## TO BE DONE:
Pull every line containing the word "JSON" from the records.

— BEGIN —

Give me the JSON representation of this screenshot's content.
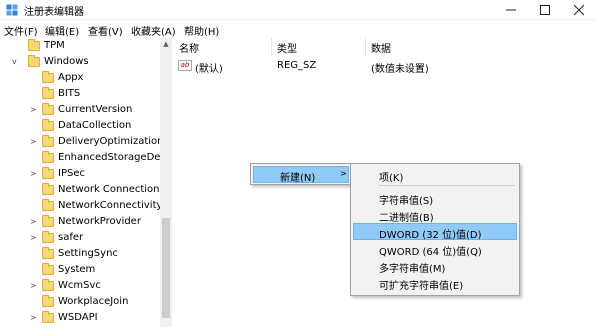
{
  "window": {
    "title": "注册表编辑器"
  },
  "menubar": [
    "文件(F)",
    "编辑(E)",
    "查看(V)",
    "收藏夹(A)",
    "帮助(H)"
  ],
  "tree": [
    {
      "label": "TPM",
      "expander": ""
    },
    {
      "label": "Windows",
      "expander": "v"
    },
    {
      "label": "Appx",
      "expander": ""
    },
    {
      "label": "BITS",
      "expander": ""
    },
    {
      "label": "CurrentVersion",
      "expander": ">"
    },
    {
      "label": "DataCollection",
      "expander": ""
    },
    {
      "label": "DeliveryOptimization",
      "expander": ">"
    },
    {
      "label": "EnhancedStorageDev",
      "expander": ""
    },
    {
      "label": "IPSec",
      "expander": ">"
    },
    {
      "label": "Network Connections",
      "expander": ""
    },
    {
      "label": "NetworkConnectivityS",
      "expander": ""
    },
    {
      "label": "NetworkProvider",
      "expander": ">"
    },
    {
      "label": "safer",
      "expander": ">"
    },
    {
      "label": "SettingSync",
      "expander": ""
    },
    {
      "label": "System",
      "expander": ""
    },
    {
      "label": "WcmSvc",
      "expander": ">"
    },
    {
      "label": "WorkplaceJoin",
      "expander": ""
    },
    {
      "label": "WSDAPI",
      "expander": ">"
    }
  ],
  "columns": {
    "name": "名称",
    "type": "类型",
    "data": "数据"
  },
  "values": [
    {
      "name": "(默认)",
      "type": "REG_SZ",
      "data": "(数值未设置)"
    }
  ],
  "context_menu": {
    "new_label": "新建(N)"
  },
  "submenu": {
    "items": [
      "项(K)",
      "字符串值(S)",
      "二进制值(B)",
      "DWORD (32 位)值(D)",
      "QWORD (64 位)值(Q)",
      "多字符串值(M)",
      "可扩充字符串值(E)"
    ],
    "selected_index": 3
  },
  "colors": {
    "highlight": "#91c9f7",
    "folder": "#f8d775"
  }
}
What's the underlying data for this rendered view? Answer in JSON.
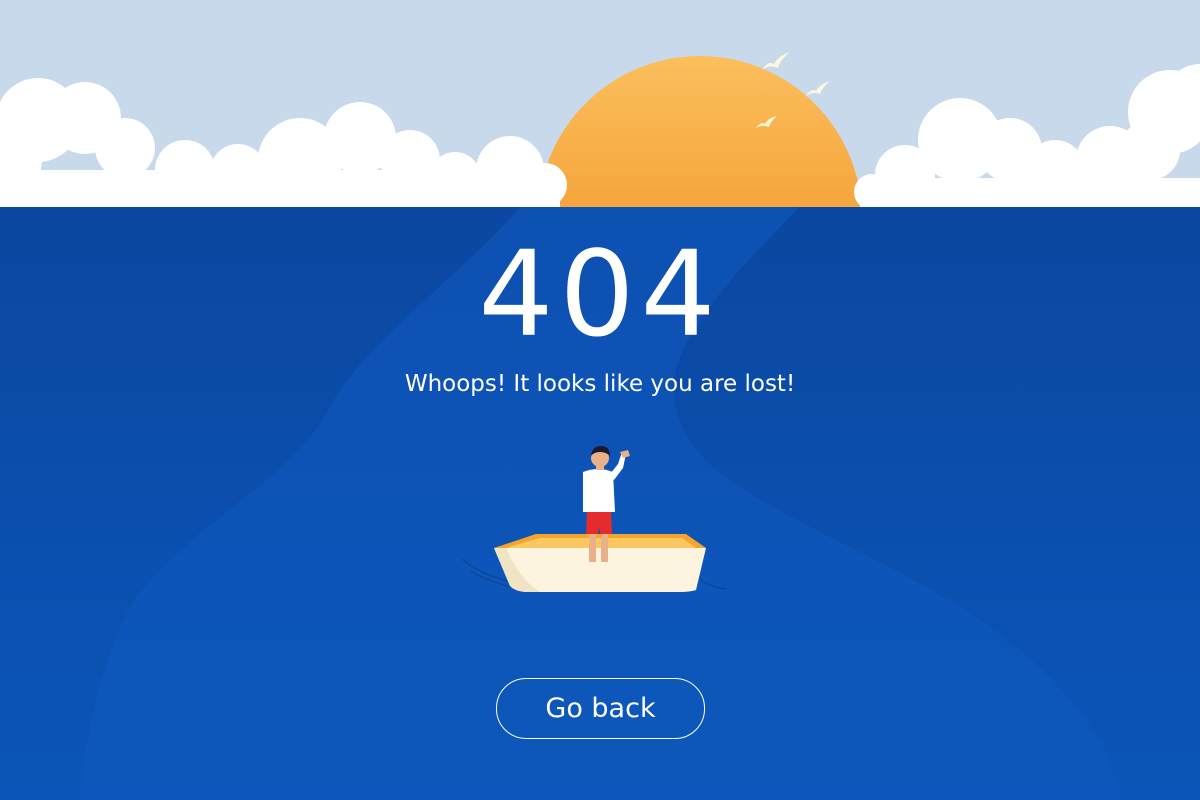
{
  "error": {
    "code": "404",
    "message": "Whoops! It looks like you are lost!"
  },
  "actions": {
    "back_label": "Go back"
  },
  "colors": {
    "sky": "#c9d9ec",
    "sea": "#0b47a1",
    "sun_top": "#fbbd5a",
    "sun_bottom": "#f08a1c",
    "cloud": "#ffffff",
    "text": "#ffffff",
    "boat_rim": "#f4a52e",
    "boat_hull": "#fdf6e3",
    "shorts": "#e52b2b"
  },
  "icons": {
    "back_button": "none"
  }
}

— END —

## RESULT FOR THIS TASK:
Give me the JSON representation of this screenshot's content.
What's the underlying data for this rendered view? Answer in JSON.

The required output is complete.